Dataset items
----
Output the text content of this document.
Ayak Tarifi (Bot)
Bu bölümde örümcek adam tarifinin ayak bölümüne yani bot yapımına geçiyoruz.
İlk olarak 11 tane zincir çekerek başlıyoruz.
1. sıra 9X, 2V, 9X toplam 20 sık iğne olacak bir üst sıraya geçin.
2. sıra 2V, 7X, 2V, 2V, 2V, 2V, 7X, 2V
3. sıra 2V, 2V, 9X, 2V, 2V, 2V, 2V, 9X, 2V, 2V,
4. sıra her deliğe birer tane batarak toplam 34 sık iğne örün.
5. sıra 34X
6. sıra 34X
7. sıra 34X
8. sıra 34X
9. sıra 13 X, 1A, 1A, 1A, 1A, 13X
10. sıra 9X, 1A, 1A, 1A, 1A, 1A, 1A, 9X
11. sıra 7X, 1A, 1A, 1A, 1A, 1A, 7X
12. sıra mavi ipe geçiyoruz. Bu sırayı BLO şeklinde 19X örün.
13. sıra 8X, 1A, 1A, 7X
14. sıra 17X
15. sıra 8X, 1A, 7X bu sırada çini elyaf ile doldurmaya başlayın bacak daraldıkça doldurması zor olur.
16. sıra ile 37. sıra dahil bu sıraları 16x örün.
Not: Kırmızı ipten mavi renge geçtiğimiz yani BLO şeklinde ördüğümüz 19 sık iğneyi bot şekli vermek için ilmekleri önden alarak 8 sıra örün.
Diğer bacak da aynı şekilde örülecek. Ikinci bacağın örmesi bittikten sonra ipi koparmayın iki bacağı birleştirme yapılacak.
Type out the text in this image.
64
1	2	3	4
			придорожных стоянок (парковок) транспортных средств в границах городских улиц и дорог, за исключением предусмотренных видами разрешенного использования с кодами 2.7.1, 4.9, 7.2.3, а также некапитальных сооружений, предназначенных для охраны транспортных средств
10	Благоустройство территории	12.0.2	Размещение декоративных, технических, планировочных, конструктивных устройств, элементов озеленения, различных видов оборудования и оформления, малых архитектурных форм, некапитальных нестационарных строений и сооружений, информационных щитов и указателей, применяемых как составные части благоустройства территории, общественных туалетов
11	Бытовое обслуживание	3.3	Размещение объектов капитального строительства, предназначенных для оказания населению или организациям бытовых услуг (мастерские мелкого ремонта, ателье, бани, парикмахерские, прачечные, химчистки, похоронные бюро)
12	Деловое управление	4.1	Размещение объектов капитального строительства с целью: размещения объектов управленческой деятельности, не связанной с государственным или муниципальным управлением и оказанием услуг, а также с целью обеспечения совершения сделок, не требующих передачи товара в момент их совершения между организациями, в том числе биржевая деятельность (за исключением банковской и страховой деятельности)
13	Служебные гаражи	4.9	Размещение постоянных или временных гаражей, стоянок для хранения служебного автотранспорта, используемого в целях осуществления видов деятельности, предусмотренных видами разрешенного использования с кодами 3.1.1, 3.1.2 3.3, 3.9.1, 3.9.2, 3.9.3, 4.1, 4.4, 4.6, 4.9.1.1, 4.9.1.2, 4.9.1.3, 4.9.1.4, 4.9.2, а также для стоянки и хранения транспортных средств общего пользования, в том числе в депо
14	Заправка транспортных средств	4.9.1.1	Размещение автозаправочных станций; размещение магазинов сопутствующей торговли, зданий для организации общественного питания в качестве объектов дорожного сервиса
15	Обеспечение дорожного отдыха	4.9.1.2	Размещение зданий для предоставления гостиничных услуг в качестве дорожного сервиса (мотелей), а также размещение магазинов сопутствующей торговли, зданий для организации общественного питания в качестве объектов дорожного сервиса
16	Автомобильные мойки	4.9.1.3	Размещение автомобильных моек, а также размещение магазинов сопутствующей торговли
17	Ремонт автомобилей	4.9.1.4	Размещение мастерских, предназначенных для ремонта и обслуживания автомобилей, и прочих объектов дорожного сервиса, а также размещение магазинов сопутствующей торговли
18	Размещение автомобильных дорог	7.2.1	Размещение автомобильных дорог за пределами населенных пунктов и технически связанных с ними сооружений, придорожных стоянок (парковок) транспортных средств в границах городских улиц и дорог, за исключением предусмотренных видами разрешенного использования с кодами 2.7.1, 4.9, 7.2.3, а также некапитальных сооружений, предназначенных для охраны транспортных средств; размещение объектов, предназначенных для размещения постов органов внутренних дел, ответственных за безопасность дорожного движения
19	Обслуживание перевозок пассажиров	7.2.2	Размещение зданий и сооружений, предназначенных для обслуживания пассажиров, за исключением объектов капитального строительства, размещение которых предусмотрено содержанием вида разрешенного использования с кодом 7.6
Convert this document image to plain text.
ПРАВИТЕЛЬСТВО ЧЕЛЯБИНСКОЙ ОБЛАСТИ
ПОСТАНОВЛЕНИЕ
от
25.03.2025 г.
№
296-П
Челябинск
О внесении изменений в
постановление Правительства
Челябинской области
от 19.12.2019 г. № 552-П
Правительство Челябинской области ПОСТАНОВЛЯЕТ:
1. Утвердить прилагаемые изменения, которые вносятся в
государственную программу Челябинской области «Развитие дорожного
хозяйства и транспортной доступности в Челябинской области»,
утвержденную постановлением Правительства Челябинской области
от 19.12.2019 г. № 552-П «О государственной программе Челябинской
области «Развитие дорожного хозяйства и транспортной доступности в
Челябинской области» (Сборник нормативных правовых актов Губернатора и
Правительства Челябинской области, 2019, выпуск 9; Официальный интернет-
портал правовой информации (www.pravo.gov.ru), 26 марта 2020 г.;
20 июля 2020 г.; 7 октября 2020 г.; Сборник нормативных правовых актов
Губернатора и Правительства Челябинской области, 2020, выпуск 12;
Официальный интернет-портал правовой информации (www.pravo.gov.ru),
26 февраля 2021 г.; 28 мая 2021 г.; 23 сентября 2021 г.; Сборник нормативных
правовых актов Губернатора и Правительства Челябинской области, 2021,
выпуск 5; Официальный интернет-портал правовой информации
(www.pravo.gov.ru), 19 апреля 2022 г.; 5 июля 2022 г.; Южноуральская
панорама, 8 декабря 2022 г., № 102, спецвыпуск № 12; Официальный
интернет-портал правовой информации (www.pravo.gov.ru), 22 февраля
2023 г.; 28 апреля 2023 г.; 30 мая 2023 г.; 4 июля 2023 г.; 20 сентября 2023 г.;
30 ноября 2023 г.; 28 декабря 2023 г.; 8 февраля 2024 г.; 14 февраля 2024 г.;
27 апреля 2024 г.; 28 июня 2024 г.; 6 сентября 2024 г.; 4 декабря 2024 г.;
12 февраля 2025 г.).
----
Exercise: What is the number of lines in the listing above that contain the string "правовых"? Give only the number.

Complete response: 3